[start]
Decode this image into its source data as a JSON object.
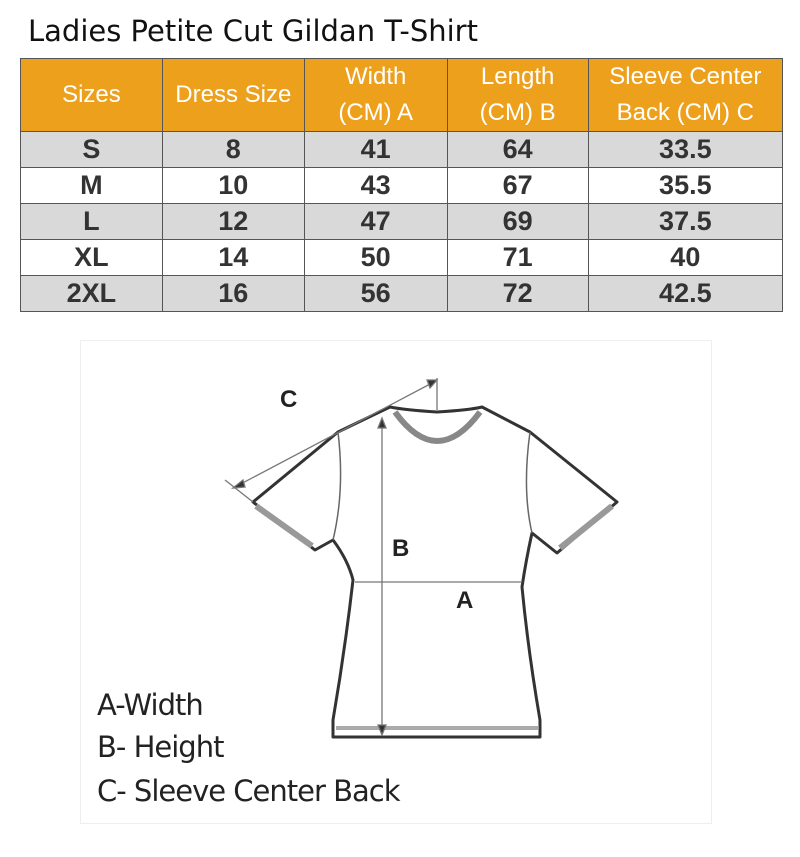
{
  "title": "Ladies Petite Cut Gildan T-Shirt",
  "table": {
    "headers": [
      "Sizes",
      "Dress Size",
      "Width\n(CM) A",
      "Length\n(CM) B",
      "Sleeve Center\nBack (CM) C"
    ],
    "rows": [
      [
        "S",
        "8",
        "41",
        "64",
        "33.5"
      ],
      [
        "M",
        "10",
        "43",
        "67",
        "35.5"
      ],
      [
        "L",
        "12",
        "47",
        "69",
        "37.5"
      ],
      [
        "XL",
        "14",
        "50",
        "71",
        "40"
      ],
      [
        "2XL",
        "16",
        "56",
        "72",
        "42.5"
      ]
    ]
  },
  "diagram": {
    "labels": {
      "a": "A",
      "b": "B",
      "c": "C"
    },
    "legend": [
      "A-Width",
      "B- Height",
      "C- Sleeve Center Back"
    ]
  },
  "colors": {
    "header": "#eda01c",
    "stripe": "#d9d9d9"
  }
}
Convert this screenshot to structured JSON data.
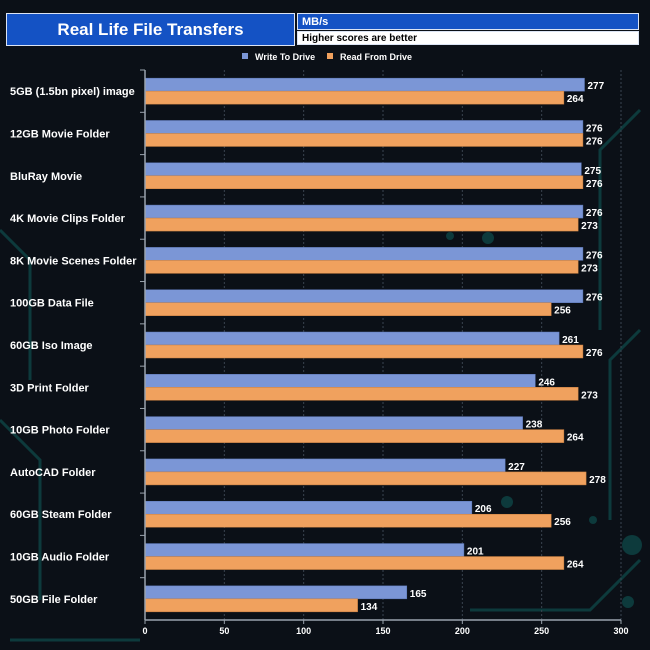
{
  "header": {
    "title": "Real Life File Transfers",
    "unit": "MB/s",
    "subtitle": "Higher scores are better"
  },
  "colors": {
    "write": "#7b96d6",
    "read": "#f0a15e",
    "background": "#0b1017",
    "title_bg": "#1452c4"
  },
  "chart_data": {
    "type": "bar",
    "orientation": "horizontal",
    "categories": [
      "5GB (1.5bn pixel) image",
      "12GB Movie Folder",
      "BluRay Movie",
      "4K Movie Clips Folder",
      "8K Movie Scenes Folder",
      "100GB Data File",
      "60GB Iso Image",
      "3D Print Folder",
      "10GB Photo Folder",
      "AutoCAD Folder",
      "60GB Steam Folder",
      "10GB Audio Folder",
      "50GB File Folder"
    ],
    "series": [
      {
        "name": "Write To  Drive",
        "values": [
          277,
          276,
          275,
          276,
          276,
          276,
          261,
          246,
          238,
          227,
          206,
          201,
          165
        ]
      },
      {
        "name": "Read From  Drive",
        "values": [
          264,
          276,
          276,
          273,
          273,
          256,
          276,
          273,
          264,
          278,
          256,
          264,
          134
        ]
      }
    ],
    "xlim": [
      0,
      300
    ],
    "xticks": [
      0,
      50,
      100,
      150,
      200,
      250,
      300
    ],
    "grid": true,
    "legend": "top-center"
  }
}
[end]
▶ [Goal]: Return the material word for word. Pictures are not part of the copy.

▶ [Exercise solution]:
Decode this image into its source data as a JSON object.
{
  "title": "Ladies Petite Cut Gildan T-Shirt",
  "table": {
    "headers": [
      "Sizes",
      "Dress Size",
      "Width\n(CM) A",
      "Length\n(CM) B",
      "Sleeve Center\nBack (CM) C"
    ],
    "rows": [
      [
        "S",
        "8",
        "41",
        "64",
        "33.5"
      ],
      [
        "M",
        "10",
        "43",
        "67",
        "35.5"
      ],
      [
        "L",
        "12",
        "47",
        "69",
        "37.5"
      ],
      [
        "XL",
        "14",
        "50",
        "71",
        "40"
      ],
      [
        "2XL",
        "16",
        "56",
        "72",
        "42.5"
      ]
    ]
  },
  "diagram": {
    "labels": {
      "a": "A",
      "b": "B",
      "c": "C"
    },
    "legend": [
      "A-Width",
      "B- Height",
      "C- Sleeve Center Back"
    ]
  },
  "colors": {
    "header": "#eda01c",
    "stripe": "#d9d9d9"
  }
}
Convert this screenshot to structured JSON data.
{
  "header": {
    "title": "Real Life File Transfers",
    "unit": "MB/s",
    "subtitle": "Higher scores are better"
  },
  "colors": {
    "write": "#7b96d6",
    "read": "#f0a15e",
    "background": "#0b1017",
    "title_bg": "#1452c4"
  },
  "chart_data": {
    "type": "bar",
    "orientation": "horizontal",
    "categories": [
      "5GB (1.5bn pixel) image",
      "12GB Movie Folder",
      "BluRay Movie",
      "4K Movie Clips Folder",
      "8K Movie Scenes Folder",
      "100GB Data File",
      "60GB Iso Image",
      "3D Print Folder",
      "10GB Photo Folder",
      "AutoCAD Folder",
      "60GB Steam Folder",
      "10GB Audio Folder",
      "50GB File Folder"
    ],
    "series": [
      {
        "name": "Write To  Drive",
        "values": [
          277,
          276,
          275,
          276,
          276,
          276,
          261,
          246,
          238,
          227,
          206,
          201,
          165
        ]
      },
      {
        "name": "Read From  Drive",
        "values": [
          264,
          276,
          276,
          273,
          273,
          256,
          276,
          273,
          264,
          278,
          256,
          264,
          134
        ]
      }
    ],
    "xlim": [
      0,
      300
    ],
    "xticks": [
      0,
      50,
      100,
      150,
      200,
      250,
      300
    ],
    "grid": true,
    "legend": "top-center"
  }
}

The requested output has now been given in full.